* **Description of the task**
Provide nothing beyond the count of lines that include the string "color".

--- begin ---

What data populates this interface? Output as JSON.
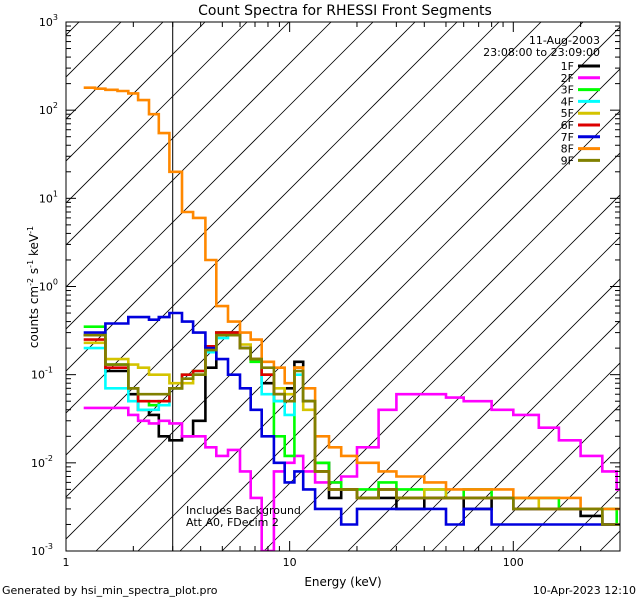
{
  "chart_data": {
    "type": "line",
    "title": "Count Spectra for RHESSI Front Segments",
    "xlabel": "Energy (keV)",
    "ylabel": "counts cm-2 s-1 keV-1",
    "xscale": "log",
    "yscale": "log",
    "xlim": [
      1,
      300
    ],
    "ylim": [
      0.001,
      1000
    ],
    "x_ticks": [
      {
        "value": 1,
        "label": "1"
      },
      {
        "value": 10,
        "label": "10"
      },
      {
        "value": 100,
        "label": "100"
      }
    ],
    "y_ticks": [
      {
        "value": 0.001,
        "base": "10",
        "exp": "-3"
      },
      {
        "value": 0.01,
        "base": "10",
        "exp": "-2"
      },
      {
        "value": 0.1,
        "base": "10",
        "exp": "-1"
      },
      {
        "value": 1,
        "base": "10",
        "exp": "0"
      },
      {
        "value": 10,
        "base": "10",
        "exp": "1"
      },
      {
        "value": 100,
        "base": "10",
        "exp": "2"
      },
      {
        "value": 1000,
        "base": "10",
        "exp": "3"
      }
    ],
    "date": "11-Aug-2003",
    "time_range": "23:08:00 to 23:09:00",
    "hatched_region_max_energy": 3,
    "annotations": [
      "Includes Background",
      "Att A0, FDecim 2"
    ],
    "series": [
      {
        "name": "1F",
        "color": "#000000",
        "x": [
          1.2,
          1.35,
          1.5,
          1.7,
          1.9,
          2.1,
          2.35,
          2.6,
          2.9,
          3.3,
          3.7,
          4.2,
          4.7,
          5.3,
          6,
          6.7,
          7.5,
          8.5,
          9.5,
          10.5,
          11.5,
          13,
          15,
          17,
          20,
          25,
          30,
          40,
          50,
          60,
          80,
          100,
          130,
          160,
          200,
          250,
          290
        ],
        "y": [
          0.28,
          0.28,
          0.11,
          0.11,
          0.06,
          0.04,
          0.035,
          0.02,
          0.018,
          0.02,
          0.03,
          0.12,
          0.3,
          0.3,
          0.2,
          0.15,
          0.08,
          0.05,
          0.07,
          0.14,
          0.05,
          0.01,
          0.004,
          0.005,
          0.004,
          0.004,
          0.003,
          0.004,
          0.004,
          0.003,
          0.004,
          0.003,
          0.003,
          0.003,
          0.0025,
          0.002,
          0.002
        ]
      },
      {
        "name": "2F",
        "color": "#ff00ff",
        "x": [
          1.2,
          1.35,
          1.5,
          1.7,
          1.9,
          2.1,
          2.35,
          2.6,
          2.9,
          3.3,
          3.7,
          4.2,
          4.7,
          5.3,
          6,
          6.7,
          7.5,
          8.5,
          9.5,
          10.5,
          11.5,
          13,
          15,
          17,
          20,
          25,
          30,
          40,
          50,
          60,
          80,
          100,
          130,
          160,
          200,
          250,
          290
        ],
        "y": [
          0.042,
          0.042,
          0.042,
          0.042,
          0.035,
          0.03,
          0.028,
          0.03,
          0.028,
          0.02,
          0.02,
          0.015,
          0.012,
          0.014,
          0.008,
          0.004,
          0.001,
          0.008,
          0.01,
          0.012,
          0.008,
          0.006,
          0.006,
          0.007,
          0.015,
          0.04,
          0.06,
          0.06,
          0.055,
          0.05,
          0.04,
          0.035,
          0.025,
          0.018,
          0.012,
          0.008,
          0.005
        ]
      },
      {
        "name": "3F",
        "color": "#00ff00",
        "x": [
          1.2,
          1.35,
          1.5,
          1.7,
          1.9,
          2.1,
          2.35,
          2.6,
          2.9,
          3.3,
          3.7,
          4.2,
          4.7,
          5.3,
          6,
          6.7,
          7.5,
          8.5,
          9.5,
          10.5,
          11.5,
          13,
          15,
          17,
          20,
          25,
          30,
          40,
          50,
          60,
          80,
          100,
          130,
          160,
          200,
          250,
          290
        ],
        "y": [
          0.35,
          0.35,
          0.13,
          0.13,
          0.07,
          0.05,
          0.045,
          0.05,
          0.07,
          0.1,
          0.11,
          0.2,
          0.3,
          0.28,
          0.2,
          0.14,
          0.1,
          0.02,
          0.012,
          0.12,
          0.05,
          0.01,
          0.006,
          0.005,
          0.005,
          0.006,
          0.005,
          0.005,
          0.004,
          0.005,
          0.004,
          0.004,
          0.004,
          0.003,
          0.003,
          0.003,
          0.002
        ]
      },
      {
        "name": "4F",
        "color": "#00ffff",
        "x": [
          1.2,
          1.35,
          1.5,
          1.7,
          1.9,
          2.1,
          2.35,
          2.6,
          2.9,
          3.3,
          3.7,
          4.2,
          4.7,
          5.3,
          6,
          6.7,
          7.5,
          8.5,
          9.5,
          10.5,
          11.5,
          13,
          15,
          17,
          20,
          25,
          30,
          40,
          50,
          60,
          80,
          100,
          130,
          160,
          200,
          250,
          290
        ],
        "y": [
          0.2,
          0.2,
          0.07,
          0.07,
          0.05,
          0.04,
          0.04,
          0.045,
          0.07,
          0.09,
          0.1,
          0.18,
          0.26,
          0.28,
          0.2,
          0.15,
          0.06,
          0.05,
          0.035,
          0.1,
          0.05,
          0.008,
          0.005,
          0.005,
          0.004,
          0.005,
          0.004,
          0.005,
          0.004,
          0.004,
          0.004,
          0.003,
          0.003,
          0.003,
          0.003,
          0.002,
          0.002
        ]
      },
      {
        "name": "5F",
        "color": "#d4c400",
        "x": [
          1.2,
          1.35,
          1.5,
          1.7,
          1.9,
          2.1,
          2.35,
          2.6,
          2.9,
          3.3,
          3.7,
          4.2,
          4.7,
          5.3,
          6,
          6.7,
          7.5,
          8.5,
          9.5,
          10.5,
          11.5,
          13,
          15,
          17,
          20,
          25,
          30,
          40,
          50,
          60,
          80,
          100,
          130,
          160,
          200,
          250,
          290
        ],
        "y": [
          0.23,
          0.23,
          0.15,
          0.15,
          0.13,
          0.12,
          0.1,
          0.1,
          0.08,
          0.08,
          0.1,
          0.2,
          0.3,
          0.28,
          0.22,
          0.15,
          0.1,
          0.07,
          0.06,
          0.12,
          0.04,
          0.008,
          0.005,
          0.005,
          0.004,
          0.005,
          0.004,
          0.005,
          0.004,
          0.004,
          0.004,
          0.004,
          0.003,
          0.003,
          0.003,
          0.002,
          0.002
        ]
      },
      {
        "name": "6F",
        "color": "#dd0000",
        "x": [
          1.2,
          1.35,
          1.5,
          1.7,
          1.9,
          2.1,
          2.35,
          2.6,
          2.9,
          3.3,
          3.7,
          4.2,
          4.7,
          5.3,
          6,
          6.7,
          7.5,
          8.5,
          9.5,
          10.5,
          11.5,
          13,
          15,
          17,
          20,
          25,
          30,
          40,
          50,
          60,
          80,
          100,
          130,
          160,
          200,
          250,
          290
        ],
        "y": [
          0.25,
          0.25,
          0.12,
          0.12,
          0.07,
          0.05,
          0.05,
          0.05,
          0.07,
          0.1,
          0.11,
          0.21,
          0.3,
          0.3,
          0.2,
          0.15,
          0.1,
          0.06,
          0.05,
          0.12,
          0.05,
          0.008,
          0.005,
          0.005,
          0.004,
          0.005,
          0.004,
          0.004,
          0.004,
          0.004,
          0.004,
          0.003,
          0.003,
          0.003,
          0.003,
          0.002,
          0.002
        ]
      },
      {
        "name": "7F",
        "color": "#0000dd",
        "x": [
          1.2,
          1.35,
          1.5,
          1.7,
          1.9,
          2.1,
          2.35,
          2.6,
          2.9,
          3.3,
          3.7,
          4.2,
          4.7,
          5.3,
          6,
          6.7,
          7.5,
          8.5,
          9.5,
          10.5,
          11.5,
          13,
          15,
          17,
          20,
          25,
          30,
          40,
          50,
          60,
          80,
          100,
          130,
          160,
          200,
          250,
          290
        ],
        "y": [
          0.3,
          0.3,
          0.38,
          0.38,
          0.45,
          0.45,
          0.42,
          0.45,
          0.5,
          0.4,
          0.3,
          0.2,
          0.15,
          0.1,
          0.07,
          0.04,
          0.02,
          0.01,
          0.006,
          0.008,
          0.005,
          0.003,
          0.003,
          0.002,
          0.003,
          0.003,
          0.003,
          0.003,
          0.002,
          0.003,
          0.002,
          0.002,
          0.002,
          0.002,
          0.002,
          0.002,
          0.002
        ]
      },
      {
        "name": "8F",
        "color": "#ff8800",
        "x": [
          1.2,
          1.35,
          1.5,
          1.7,
          1.9,
          2.1,
          2.35,
          2.6,
          2.9,
          3.3,
          3.7,
          4.2,
          4.7,
          5.3,
          6,
          6.7,
          7.5,
          8.5,
          9.5,
          10.5,
          11.5,
          13,
          15,
          17,
          20,
          25,
          30,
          40,
          50,
          60,
          80,
          100,
          130,
          160,
          200,
          250,
          290
        ],
        "y": [
          180,
          175,
          170,
          165,
          155,
          130,
          90,
          55,
          20,
          7,
          6,
          2,
          0.6,
          0.4,
          0.3,
          0.25,
          0.14,
          0.12,
          0.08,
          0.12,
          0.07,
          0.02,
          0.015,
          0.012,
          0.01,
          0.008,
          0.007,
          0.006,
          0.005,
          0.005,
          0.005,
          0.004,
          0.004,
          0.004,
          0.003,
          0.003,
          0.003
        ]
      },
      {
        "name": "9F",
        "color": "#808000",
        "x": [
          1.2,
          1.35,
          1.5,
          1.7,
          1.9,
          2.1,
          2.35,
          2.6,
          2.9,
          3.3,
          3.7,
          4.2,
          4.7,
          5.3,
          6,
          6.7,
          7.5,
          8.5,
          9.5,
          10.5,
          11.5,
          13,
          15,
          17,
          20,
          25,
          30,
          40,
          50,
          60,
          80,
          100,
          130,
          160,
          200,
          250,
          290
        ],
        "y": [
          0.28,
          0.28,
          0.13,
          0.13,
          0.07,
          0.06,
          0.06,
          0.06,
          0.07,
          0.09,
          0.1,
          0.19,
          0.28,
          0.28,
          0.2,
          0.15,
          0.12,
          0.06,
          0.05,
          0.11,
          0.05,
          0.008,
          0.005,
          0.005,
          0.004,
          0.005,
          0.004,
          0.004,
          0.004,
          0.004,
          0.004,
          0.003,
          0.003,
          0.003,
          0.003,
          0.002,
          0.002
        ]
      }
    ]
  },
  "footer": {
    "generated_by": "Generated by hsi_min_spectra_plot.pro",
    "timestamp": "10-Apr-2023 12:10"
  }
}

--- end ---

* **Worked solution**
9